EXERCISE INSTRUCTIONS: Pull out every line below that holds the word "white".

RECORDS FOR THE TASK:

• • • •

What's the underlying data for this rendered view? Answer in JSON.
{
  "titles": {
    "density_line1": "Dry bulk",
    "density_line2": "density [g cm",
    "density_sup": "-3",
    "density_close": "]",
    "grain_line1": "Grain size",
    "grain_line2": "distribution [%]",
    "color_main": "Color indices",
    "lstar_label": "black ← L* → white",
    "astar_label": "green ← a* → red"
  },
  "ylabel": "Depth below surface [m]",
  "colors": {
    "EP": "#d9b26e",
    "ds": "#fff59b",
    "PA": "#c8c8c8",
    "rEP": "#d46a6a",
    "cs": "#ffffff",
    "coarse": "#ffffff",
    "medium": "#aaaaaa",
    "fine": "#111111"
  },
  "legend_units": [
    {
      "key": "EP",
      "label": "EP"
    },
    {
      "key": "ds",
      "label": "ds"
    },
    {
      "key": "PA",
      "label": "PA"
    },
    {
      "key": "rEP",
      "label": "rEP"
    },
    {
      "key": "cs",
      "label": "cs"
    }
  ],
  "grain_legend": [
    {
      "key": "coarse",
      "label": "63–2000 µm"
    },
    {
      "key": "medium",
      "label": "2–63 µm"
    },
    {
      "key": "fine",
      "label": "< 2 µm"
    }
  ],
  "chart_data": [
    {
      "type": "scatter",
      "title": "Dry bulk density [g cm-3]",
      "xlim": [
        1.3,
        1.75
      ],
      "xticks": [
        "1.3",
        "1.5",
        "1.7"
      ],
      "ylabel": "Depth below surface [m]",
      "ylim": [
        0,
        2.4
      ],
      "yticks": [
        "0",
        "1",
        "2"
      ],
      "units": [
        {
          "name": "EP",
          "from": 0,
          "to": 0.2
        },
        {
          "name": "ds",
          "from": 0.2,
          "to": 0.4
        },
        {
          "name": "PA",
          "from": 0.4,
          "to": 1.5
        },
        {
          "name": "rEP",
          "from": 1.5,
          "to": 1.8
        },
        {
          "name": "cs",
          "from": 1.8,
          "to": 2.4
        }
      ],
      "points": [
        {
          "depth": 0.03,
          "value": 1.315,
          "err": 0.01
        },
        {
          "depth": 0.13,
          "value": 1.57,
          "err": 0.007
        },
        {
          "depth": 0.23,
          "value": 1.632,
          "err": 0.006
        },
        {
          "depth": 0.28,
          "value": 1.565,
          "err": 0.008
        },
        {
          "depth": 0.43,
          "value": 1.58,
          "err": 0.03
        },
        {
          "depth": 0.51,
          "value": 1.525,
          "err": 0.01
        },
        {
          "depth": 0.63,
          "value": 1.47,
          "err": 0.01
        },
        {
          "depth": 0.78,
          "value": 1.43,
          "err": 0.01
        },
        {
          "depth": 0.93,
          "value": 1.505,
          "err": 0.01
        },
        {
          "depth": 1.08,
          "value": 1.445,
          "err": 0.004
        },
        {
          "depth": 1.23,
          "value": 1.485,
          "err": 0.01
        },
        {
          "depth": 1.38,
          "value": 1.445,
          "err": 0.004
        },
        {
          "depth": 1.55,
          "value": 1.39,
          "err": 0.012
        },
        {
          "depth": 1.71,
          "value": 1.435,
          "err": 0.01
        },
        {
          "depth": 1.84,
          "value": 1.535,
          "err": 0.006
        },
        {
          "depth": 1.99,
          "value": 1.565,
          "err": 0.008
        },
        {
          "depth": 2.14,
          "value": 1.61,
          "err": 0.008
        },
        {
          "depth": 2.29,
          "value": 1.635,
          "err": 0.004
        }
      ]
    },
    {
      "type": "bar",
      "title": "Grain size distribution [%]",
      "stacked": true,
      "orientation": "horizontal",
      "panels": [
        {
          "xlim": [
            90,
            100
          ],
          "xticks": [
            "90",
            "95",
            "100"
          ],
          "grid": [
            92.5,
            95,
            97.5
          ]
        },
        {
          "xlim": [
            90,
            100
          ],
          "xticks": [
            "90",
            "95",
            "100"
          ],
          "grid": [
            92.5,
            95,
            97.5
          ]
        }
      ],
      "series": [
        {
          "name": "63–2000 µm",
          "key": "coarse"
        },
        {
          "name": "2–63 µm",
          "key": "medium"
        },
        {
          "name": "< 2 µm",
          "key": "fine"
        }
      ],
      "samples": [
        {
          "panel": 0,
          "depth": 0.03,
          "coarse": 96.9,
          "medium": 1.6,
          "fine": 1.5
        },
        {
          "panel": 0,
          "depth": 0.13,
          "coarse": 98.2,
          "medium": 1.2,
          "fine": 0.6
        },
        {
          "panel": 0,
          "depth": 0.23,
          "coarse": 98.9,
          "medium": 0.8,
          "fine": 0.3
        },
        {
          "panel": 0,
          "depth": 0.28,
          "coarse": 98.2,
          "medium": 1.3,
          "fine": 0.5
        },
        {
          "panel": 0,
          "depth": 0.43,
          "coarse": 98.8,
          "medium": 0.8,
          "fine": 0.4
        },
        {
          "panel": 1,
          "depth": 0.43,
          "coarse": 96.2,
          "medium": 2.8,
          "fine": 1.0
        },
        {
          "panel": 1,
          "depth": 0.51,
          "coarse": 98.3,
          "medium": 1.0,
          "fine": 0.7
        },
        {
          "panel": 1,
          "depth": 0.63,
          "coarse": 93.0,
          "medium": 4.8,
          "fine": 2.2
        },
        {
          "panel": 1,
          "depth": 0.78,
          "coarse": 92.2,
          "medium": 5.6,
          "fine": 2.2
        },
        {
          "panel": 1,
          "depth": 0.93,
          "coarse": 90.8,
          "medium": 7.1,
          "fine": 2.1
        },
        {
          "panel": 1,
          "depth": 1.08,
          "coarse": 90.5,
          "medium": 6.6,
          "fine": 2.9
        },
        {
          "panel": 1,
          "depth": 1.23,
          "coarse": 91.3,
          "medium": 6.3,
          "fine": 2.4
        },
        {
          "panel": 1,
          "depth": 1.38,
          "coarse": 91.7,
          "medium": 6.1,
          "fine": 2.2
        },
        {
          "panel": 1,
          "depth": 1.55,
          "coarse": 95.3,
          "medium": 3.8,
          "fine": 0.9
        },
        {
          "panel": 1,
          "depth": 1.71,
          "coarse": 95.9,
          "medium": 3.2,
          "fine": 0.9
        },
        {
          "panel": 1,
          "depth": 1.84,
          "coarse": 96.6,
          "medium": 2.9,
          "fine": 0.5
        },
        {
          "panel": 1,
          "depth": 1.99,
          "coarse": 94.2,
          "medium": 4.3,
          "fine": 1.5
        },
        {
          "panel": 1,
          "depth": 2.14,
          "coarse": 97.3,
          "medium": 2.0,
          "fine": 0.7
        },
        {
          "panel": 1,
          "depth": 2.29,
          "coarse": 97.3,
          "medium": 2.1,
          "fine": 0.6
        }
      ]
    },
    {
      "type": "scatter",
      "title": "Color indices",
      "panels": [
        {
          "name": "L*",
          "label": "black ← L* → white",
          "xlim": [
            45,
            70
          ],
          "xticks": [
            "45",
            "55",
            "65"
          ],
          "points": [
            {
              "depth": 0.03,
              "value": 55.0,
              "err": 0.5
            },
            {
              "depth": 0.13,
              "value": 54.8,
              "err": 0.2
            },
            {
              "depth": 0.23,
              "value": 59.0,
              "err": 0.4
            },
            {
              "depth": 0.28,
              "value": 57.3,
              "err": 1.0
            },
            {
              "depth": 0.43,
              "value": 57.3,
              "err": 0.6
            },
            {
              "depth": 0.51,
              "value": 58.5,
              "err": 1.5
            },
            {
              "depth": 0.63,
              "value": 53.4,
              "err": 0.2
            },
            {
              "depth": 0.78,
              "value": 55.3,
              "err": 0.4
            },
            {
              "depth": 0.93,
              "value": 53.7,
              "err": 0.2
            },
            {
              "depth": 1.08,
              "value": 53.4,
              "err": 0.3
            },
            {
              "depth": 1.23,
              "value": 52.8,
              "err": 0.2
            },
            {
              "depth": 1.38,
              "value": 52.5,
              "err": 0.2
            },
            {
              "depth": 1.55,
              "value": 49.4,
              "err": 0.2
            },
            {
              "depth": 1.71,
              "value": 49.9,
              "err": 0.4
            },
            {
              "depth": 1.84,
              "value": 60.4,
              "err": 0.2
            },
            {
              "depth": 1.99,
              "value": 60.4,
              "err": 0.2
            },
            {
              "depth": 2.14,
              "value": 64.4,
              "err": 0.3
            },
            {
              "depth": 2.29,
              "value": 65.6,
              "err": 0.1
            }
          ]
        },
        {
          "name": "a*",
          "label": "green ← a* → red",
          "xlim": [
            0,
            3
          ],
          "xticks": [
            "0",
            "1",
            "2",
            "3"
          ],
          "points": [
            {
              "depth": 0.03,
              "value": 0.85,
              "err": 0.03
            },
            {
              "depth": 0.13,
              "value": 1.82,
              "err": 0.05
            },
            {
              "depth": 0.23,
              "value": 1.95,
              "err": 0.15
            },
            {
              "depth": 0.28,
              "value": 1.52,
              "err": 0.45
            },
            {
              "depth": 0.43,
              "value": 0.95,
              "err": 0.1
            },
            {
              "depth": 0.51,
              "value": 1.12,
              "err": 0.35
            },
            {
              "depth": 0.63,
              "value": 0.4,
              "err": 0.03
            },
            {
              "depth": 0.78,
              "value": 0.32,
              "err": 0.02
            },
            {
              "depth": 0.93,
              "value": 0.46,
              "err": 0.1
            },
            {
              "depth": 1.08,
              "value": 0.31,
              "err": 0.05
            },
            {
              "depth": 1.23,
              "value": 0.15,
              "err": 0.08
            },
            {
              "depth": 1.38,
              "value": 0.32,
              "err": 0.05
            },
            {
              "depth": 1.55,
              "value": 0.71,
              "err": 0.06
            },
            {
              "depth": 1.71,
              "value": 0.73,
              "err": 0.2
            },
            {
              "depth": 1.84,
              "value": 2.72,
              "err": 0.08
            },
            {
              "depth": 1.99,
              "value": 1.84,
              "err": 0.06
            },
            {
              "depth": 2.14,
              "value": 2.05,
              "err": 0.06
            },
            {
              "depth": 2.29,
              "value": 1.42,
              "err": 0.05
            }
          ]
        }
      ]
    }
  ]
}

• • • •

SOLUTION TO THIS TASK:
    "lstar_label": "black ← L* → white",
          "label": "black ← L* → white",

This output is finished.